--- Work to be completed ---
Repeat everything in the material exactly.

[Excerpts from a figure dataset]
## Start

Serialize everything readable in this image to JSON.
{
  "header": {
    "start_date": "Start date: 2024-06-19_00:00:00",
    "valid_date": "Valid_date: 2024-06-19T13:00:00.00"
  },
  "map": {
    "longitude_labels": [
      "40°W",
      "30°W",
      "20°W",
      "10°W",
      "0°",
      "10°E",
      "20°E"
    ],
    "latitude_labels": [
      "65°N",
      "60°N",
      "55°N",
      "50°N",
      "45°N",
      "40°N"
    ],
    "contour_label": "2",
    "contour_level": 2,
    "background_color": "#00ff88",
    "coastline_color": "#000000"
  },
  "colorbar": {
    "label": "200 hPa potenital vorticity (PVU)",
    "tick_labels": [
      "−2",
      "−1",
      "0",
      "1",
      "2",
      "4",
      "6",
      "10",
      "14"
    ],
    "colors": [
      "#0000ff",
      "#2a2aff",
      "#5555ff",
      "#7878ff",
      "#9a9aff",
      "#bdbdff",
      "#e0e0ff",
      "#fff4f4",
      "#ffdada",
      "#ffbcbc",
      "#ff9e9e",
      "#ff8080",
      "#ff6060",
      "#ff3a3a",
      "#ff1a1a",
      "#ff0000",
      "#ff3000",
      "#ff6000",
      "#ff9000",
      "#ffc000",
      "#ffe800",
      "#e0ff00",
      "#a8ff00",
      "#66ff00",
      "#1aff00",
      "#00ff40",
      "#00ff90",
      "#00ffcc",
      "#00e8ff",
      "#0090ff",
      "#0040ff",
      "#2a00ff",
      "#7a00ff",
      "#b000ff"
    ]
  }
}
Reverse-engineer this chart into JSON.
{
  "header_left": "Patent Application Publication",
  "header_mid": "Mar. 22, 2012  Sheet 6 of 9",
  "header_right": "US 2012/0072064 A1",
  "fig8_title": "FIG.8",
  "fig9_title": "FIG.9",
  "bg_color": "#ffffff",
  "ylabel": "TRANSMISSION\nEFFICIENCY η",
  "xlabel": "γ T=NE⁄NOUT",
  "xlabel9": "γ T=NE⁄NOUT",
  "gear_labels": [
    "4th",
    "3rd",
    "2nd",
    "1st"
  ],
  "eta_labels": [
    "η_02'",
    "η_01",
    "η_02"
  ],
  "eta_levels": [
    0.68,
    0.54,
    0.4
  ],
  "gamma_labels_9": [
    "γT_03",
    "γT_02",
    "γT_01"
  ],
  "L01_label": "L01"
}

## End

--- Answer to the task ---
Serialize everything readable in this image to JSON.
{
  "header": {
    "start_date": "Start date: 2024-06-19_00:00:00",
    "valid_date": "Valid_date: 2024-06-19T13:00:00.00"
  },
  "map": {
    "longitude_labels": [
      "40°W",
      "30°W",
      "20°W",
      "10°W",
      "0°",
      "10°E",
      "20°E"
    ],
    "latitude_labels": [
      "65°N",
      "60°N",
      "55°N",
      "50°N",
      "45°N",
      "40°N"
    ],
    "contour_label": "2",
    "contour_level": 2,
    "background_color": "#00ff88",
    "coastline_color": "#000000"
  },
  "colorbar": {
    "label": "200 hPa potenital vorticity (PVU)",
    "tick_labels": [
      "−2",
      "−1",
      "0",
      "1",
      "2",
      "4",
      "6",
      "10",
      "14"
    ],
    "colors": [
      "#0000ff",
      "#2a2aff",
      "#5555ff",
      "#7878ff",
      "#9a9aff",
      "#bdbdff",
      "#e0e0ff",
      "#fff4f4",
      "#ffdada",
      "#ffbcbc",
      "#ff9e9e",
      "#ff8080",
      "#ff6060",
      "#ff3a3a",
      "#ff1a1a",
      "#ff0000",
      "#ff3000",
      "#ff6000",
      "#ff9000",
      "#ffc000",
      "#ffe800",
      "#e0ff00",
      "#a8ff00",
      "#66ff00",
      "#1aff00",
      "#00ff40",
      "#00ff90",
      "#00ffcc",
      "#00e8ff",
      "#0090ff",
      "#0040ff",
      "#2a00ff",
      "#7a00ff",
      "#b000ff"
    ]
  }
}
Reverse-engineer this chart into JSON.
{
  "header_left": "Patent Application Publication",
  "header_mid": "Mar. 22, 2012  Sheet 6 of 9",
  "header_right": "US 2012/0072064 A1",
  "fig8_title": "FIG.8",
  "fig9_title": "FIG.9",
  "bg_color": "#ffffff",
  "ylabel": "TRANSMISSION\nEFFICIENCY η",
  "xlabel": "γ T=NE⁄NOUT",
  "xlabel9": "γ T=NE⁄NOUT",
  "gear_labels": [
    "4th",
    "3rd",
    "2nd",
    "1st"
  ],
  "eta_labels": [
    "η_02'",
    "η_01",
    "η_02"
  ],
  "eta_levels": [
    0.68,
    0.54,
    0.4
  ],
  "gamma_labels_9": [
    "γT_03",
    "γT_02",
    "γT_01"
  ],
  "L01_label": "L01"
}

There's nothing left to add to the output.